-- Begin --
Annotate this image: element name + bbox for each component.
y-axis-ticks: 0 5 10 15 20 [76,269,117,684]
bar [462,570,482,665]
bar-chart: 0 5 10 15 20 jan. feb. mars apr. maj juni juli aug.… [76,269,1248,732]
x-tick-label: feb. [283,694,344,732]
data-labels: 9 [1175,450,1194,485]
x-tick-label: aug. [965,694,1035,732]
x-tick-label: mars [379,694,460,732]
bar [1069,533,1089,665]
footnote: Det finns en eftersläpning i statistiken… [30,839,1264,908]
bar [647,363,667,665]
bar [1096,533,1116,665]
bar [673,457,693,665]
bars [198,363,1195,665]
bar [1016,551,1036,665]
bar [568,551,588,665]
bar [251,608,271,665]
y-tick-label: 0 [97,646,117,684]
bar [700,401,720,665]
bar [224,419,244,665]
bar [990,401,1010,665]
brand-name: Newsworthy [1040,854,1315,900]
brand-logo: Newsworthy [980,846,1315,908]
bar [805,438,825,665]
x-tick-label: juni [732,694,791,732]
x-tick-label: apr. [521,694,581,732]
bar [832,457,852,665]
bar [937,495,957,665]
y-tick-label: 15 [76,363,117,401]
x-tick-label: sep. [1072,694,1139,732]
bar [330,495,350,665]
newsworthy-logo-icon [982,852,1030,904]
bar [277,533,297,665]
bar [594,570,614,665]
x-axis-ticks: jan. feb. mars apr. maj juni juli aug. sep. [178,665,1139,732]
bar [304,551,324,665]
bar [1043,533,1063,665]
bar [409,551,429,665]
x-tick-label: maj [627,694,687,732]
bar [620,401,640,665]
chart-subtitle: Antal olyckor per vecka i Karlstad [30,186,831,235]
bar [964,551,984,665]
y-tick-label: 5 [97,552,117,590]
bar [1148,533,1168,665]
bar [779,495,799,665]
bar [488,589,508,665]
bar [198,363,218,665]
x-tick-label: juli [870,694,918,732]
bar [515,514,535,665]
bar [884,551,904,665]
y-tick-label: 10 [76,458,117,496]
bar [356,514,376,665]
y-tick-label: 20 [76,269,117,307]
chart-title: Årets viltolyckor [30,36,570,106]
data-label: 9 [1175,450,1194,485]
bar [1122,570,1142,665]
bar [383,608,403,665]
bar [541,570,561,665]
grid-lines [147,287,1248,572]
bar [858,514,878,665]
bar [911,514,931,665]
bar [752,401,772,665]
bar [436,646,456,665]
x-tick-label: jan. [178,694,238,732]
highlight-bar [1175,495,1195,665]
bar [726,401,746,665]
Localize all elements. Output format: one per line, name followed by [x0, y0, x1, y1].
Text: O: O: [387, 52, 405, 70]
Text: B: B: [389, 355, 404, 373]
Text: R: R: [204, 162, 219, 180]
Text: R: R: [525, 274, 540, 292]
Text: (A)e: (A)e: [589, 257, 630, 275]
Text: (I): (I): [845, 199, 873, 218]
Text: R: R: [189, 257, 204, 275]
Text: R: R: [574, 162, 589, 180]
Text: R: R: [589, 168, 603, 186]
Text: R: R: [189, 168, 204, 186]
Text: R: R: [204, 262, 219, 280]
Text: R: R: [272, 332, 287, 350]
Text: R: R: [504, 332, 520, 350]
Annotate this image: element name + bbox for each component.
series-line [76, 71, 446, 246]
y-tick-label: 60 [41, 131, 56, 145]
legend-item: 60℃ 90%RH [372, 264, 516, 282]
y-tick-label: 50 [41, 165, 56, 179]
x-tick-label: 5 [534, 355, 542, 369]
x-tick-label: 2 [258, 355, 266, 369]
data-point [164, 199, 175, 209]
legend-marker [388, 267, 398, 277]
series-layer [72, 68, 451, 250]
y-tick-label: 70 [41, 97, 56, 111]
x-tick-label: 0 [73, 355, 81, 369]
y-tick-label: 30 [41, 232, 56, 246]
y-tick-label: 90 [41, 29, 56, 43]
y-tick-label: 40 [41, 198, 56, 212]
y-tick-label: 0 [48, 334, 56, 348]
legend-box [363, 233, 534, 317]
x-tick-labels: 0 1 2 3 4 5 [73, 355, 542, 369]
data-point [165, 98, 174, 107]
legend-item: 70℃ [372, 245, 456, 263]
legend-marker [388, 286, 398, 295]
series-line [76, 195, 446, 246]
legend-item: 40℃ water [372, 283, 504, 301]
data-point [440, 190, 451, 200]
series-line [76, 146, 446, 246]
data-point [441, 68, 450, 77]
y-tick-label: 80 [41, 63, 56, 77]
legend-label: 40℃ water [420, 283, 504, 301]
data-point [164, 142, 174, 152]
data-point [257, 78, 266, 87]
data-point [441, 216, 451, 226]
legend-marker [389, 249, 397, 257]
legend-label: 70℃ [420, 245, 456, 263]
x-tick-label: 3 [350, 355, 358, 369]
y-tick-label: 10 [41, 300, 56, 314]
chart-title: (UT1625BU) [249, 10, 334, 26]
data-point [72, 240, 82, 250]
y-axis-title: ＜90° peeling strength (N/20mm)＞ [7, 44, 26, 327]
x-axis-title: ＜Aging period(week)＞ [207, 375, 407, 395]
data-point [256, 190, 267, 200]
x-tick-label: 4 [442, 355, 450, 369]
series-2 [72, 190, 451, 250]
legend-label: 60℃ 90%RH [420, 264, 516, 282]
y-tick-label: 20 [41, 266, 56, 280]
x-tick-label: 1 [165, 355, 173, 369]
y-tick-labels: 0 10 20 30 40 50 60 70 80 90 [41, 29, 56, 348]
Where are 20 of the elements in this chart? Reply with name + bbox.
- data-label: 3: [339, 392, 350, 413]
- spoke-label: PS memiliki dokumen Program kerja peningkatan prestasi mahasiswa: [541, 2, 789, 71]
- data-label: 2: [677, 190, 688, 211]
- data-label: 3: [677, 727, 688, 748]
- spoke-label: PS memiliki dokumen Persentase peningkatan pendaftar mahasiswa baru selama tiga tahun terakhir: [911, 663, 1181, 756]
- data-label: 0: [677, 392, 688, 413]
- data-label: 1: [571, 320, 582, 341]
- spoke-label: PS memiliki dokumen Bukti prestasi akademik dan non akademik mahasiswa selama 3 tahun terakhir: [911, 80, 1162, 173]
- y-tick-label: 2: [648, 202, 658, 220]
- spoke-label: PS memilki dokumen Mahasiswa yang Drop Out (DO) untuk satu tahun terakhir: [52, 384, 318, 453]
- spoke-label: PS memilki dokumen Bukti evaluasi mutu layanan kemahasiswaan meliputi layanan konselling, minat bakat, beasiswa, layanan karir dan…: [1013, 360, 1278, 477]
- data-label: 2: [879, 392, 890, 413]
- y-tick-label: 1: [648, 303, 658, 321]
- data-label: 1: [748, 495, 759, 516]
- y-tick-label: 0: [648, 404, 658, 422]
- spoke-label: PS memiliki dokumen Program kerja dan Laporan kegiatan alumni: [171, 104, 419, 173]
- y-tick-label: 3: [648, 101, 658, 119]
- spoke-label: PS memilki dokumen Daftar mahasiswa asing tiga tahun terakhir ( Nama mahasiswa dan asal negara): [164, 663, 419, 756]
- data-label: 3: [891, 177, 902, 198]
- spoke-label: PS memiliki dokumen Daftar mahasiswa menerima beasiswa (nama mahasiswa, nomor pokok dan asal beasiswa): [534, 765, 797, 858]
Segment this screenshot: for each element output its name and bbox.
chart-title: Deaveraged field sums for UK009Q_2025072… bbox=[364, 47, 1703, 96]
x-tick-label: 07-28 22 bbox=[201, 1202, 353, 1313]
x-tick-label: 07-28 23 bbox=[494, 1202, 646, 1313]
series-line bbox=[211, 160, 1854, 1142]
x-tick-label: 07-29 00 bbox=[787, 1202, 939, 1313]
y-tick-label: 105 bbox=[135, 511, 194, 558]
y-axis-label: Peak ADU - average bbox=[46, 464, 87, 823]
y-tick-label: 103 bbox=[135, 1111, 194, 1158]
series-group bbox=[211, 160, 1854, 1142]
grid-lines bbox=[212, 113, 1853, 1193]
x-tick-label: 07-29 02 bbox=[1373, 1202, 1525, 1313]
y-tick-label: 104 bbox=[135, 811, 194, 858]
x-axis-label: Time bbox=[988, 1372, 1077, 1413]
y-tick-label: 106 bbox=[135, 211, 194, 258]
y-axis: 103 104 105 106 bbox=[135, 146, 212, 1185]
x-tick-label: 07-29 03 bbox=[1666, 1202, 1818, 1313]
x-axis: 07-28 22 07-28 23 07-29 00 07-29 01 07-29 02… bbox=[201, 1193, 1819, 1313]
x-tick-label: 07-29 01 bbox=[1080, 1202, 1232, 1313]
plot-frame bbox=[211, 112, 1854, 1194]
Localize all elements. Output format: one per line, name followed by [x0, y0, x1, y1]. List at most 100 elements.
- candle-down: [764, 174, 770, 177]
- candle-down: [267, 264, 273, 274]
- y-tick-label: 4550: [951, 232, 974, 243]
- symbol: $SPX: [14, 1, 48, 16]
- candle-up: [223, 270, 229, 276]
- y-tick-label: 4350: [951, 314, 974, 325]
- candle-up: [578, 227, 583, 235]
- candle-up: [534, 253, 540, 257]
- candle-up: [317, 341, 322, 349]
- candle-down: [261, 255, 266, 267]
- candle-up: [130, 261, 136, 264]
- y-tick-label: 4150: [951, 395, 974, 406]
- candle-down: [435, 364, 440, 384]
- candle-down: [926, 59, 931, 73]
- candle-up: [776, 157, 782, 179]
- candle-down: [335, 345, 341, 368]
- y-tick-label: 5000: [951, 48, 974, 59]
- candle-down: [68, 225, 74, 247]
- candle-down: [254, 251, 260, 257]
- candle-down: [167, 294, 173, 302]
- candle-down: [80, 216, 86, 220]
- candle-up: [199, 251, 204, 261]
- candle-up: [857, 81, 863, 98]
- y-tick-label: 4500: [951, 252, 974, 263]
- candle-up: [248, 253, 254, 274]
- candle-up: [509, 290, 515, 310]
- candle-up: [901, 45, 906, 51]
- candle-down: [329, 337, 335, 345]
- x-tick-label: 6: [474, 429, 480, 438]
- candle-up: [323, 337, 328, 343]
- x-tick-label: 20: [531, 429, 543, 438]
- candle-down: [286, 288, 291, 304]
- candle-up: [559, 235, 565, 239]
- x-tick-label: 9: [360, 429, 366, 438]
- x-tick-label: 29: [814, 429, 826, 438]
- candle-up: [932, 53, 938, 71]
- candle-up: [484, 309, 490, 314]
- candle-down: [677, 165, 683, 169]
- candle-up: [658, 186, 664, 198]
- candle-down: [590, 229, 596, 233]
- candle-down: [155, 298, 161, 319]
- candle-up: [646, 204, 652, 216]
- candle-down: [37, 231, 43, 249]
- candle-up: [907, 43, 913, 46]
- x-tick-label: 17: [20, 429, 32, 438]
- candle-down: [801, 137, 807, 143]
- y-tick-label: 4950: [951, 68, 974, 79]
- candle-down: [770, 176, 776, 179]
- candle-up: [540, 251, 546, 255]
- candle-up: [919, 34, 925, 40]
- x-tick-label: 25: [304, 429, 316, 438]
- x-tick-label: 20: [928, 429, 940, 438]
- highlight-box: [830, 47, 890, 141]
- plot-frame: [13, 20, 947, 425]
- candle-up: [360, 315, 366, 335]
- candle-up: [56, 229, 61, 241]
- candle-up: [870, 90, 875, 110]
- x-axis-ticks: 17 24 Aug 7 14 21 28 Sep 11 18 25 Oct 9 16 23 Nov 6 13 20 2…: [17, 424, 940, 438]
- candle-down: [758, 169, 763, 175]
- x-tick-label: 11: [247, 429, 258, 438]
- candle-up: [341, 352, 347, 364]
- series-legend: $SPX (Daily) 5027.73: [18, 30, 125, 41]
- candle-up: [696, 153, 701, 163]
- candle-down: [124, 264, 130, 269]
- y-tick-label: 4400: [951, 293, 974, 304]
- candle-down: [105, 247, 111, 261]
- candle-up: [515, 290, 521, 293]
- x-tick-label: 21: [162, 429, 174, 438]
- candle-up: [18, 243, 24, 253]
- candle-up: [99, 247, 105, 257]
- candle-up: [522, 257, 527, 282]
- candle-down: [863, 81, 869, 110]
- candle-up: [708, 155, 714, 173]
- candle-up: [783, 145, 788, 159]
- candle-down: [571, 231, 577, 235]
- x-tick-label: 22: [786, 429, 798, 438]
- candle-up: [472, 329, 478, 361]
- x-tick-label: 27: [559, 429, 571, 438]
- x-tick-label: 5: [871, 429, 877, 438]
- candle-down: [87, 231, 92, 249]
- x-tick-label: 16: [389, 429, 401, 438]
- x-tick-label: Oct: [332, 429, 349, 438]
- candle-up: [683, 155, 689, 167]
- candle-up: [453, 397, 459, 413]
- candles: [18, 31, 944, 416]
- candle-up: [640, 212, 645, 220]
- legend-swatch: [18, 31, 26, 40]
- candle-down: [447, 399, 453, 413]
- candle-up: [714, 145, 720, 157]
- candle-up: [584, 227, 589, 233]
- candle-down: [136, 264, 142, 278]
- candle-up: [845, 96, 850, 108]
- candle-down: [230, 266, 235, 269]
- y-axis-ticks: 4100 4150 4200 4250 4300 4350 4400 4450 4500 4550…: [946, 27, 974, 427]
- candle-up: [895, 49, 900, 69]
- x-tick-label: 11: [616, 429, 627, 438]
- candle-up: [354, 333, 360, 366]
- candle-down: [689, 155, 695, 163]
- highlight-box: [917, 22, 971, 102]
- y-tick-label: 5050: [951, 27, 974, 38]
-- End --
• _WHAT IS ASKED_: Please turn the stretch of the listing from its first line through the line containing "bar [647,363,667,665]" into a numbered list, leaving out any blank lines.

• _REPLY_:
1. Annotate this image: element name + bbox for each component.
2. y-axis-ticks: 0 5 10 15 20 [76,269,117,684]
3. bar [462,570,482,665]
4. bar-chart: 0 5 10 15 20 jan. feb. mars apr. maj juni juli aug.… [76,269,1248,732]
5. x-tick-label: feb. [283,694,344,732]
6. data-labels: 9 [1175,450,1194,485]
7. x-tick-label: aug. [965,694,1035,732]
8. x-tick-label: mars [379,694,460,732]
9. bar [1069,533,1089,665]
10. footnote: Det finns en eftersläpning i statistiken… [30,839,1264,908]
11. bar [647,363,667,665]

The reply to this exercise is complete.